___ Records for processing
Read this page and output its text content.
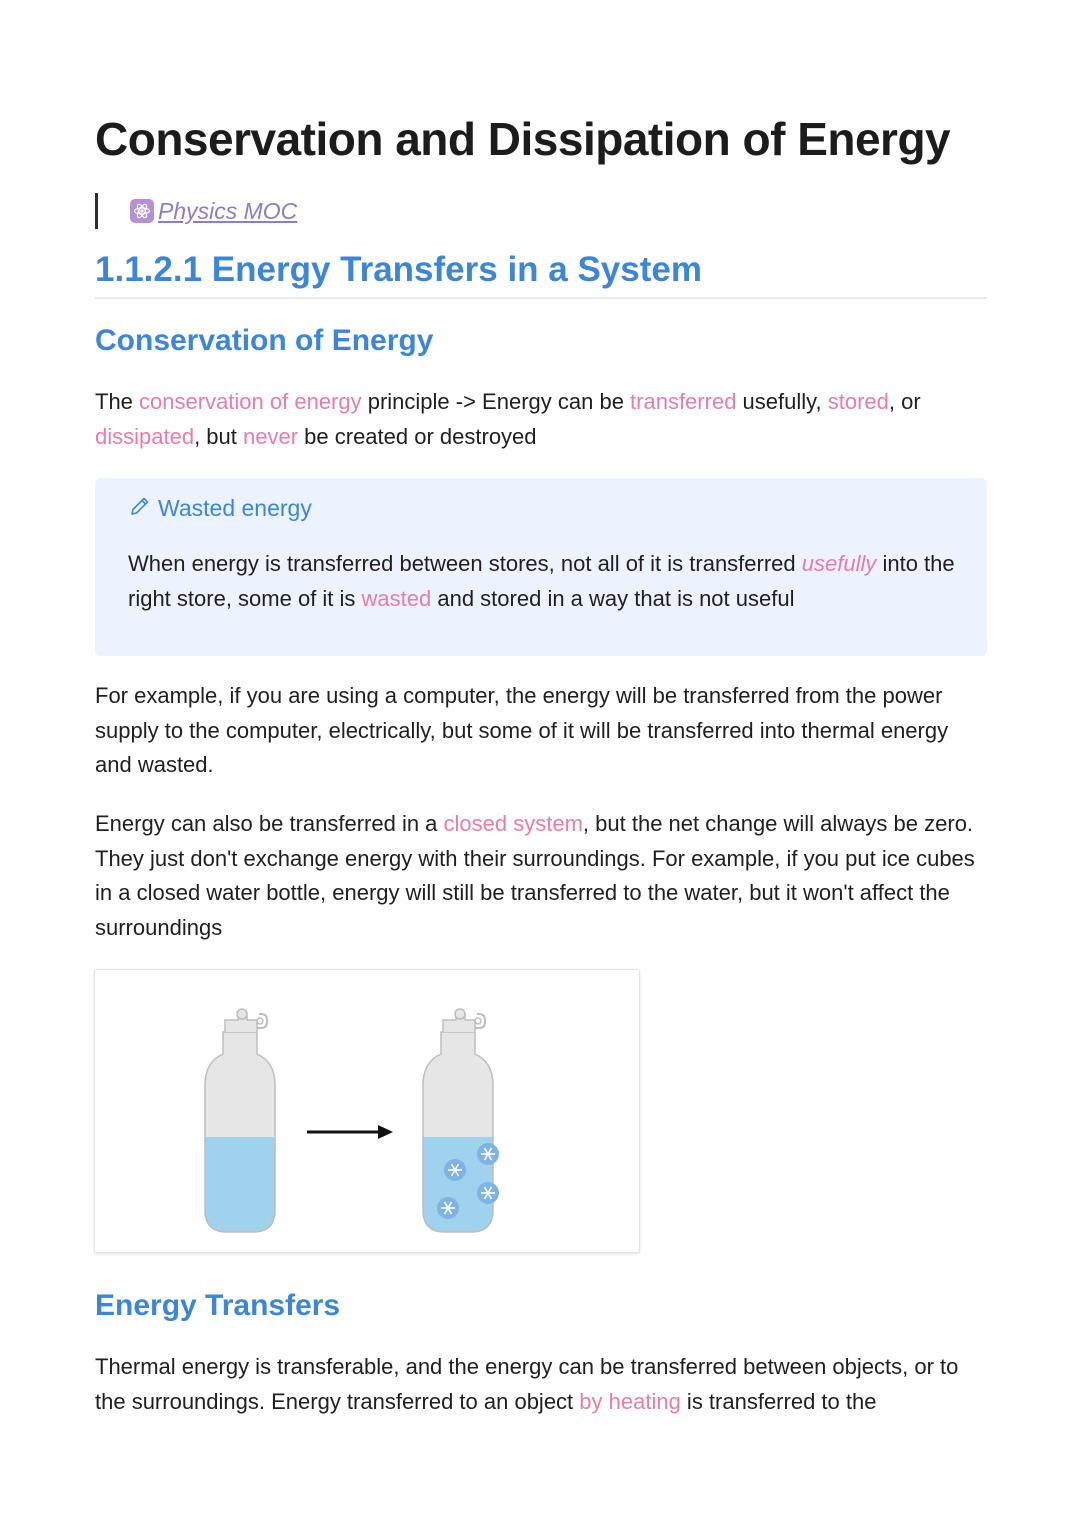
Conservation and Dissipation of Energy
Physics MOC
1.1.2.1 Energy Transfers in a System
Conservation of Energy

The conservation of energy principle -> Energy can be transferred usefully, stored, or dissipated, but never be created or destroyed

Wasted energy

When energy is transferred between stores, not all of it is transferred usefully into the right store, some of it is wasted and stored in a way that is not useful

For example, if you are using a computer, the energy will be transferred from the power supply to the computer, electrically, but some of it will be transferred into thermal energy and wasted.

Energy can also be transferred in a closed system, but the net change will always be zero. They just don't exchange energy with their surroundings. For example, if you put ice cubes in a closed water bottle, energy will still be transferred to the water, but it won't affect the surroundings

Energy Transfers

Thermal energy is transferable, and the energy can be transferred between objects, or to the surroundings. Energy transferred to an object by heating is transferred to the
______
◆ Aim: Reproduce the entries exactly. Do not carry over any picture.

◆ Result of this exercise:
Read this page and output its text content.
Conservation and Dissipation of Energy
Physics MOC
1.1.2.1 Energy Transfers in a System
Conservation of Energy

The conservation of energy principle -> Energy can be transferred usefully, stored, or dissipated, but never be created or destroyed

Wasted energy

When energy is transferred between stores, not all of it is transferred usefully into the right store, some of it is wasted and stored in a way that is not useful

For example, if you are using a computer, the energy will be transferred from the power supply to the computer, electrically, but some of it will be transferred into thermal energy and wasted.

Energy can also be transferred in a closed system, but the net change will always be zero. They just don't exchange energy with their surroundings. For example, if you put ice cubes in a closed water bottle, energy will still be transferred to the water, but it won't affect the surroundings

Energy Transfers

Thermal energy is transferable, and the energy can be transferred between objects, or to the surroundings. Energy transferred to an object by heating is transferred to the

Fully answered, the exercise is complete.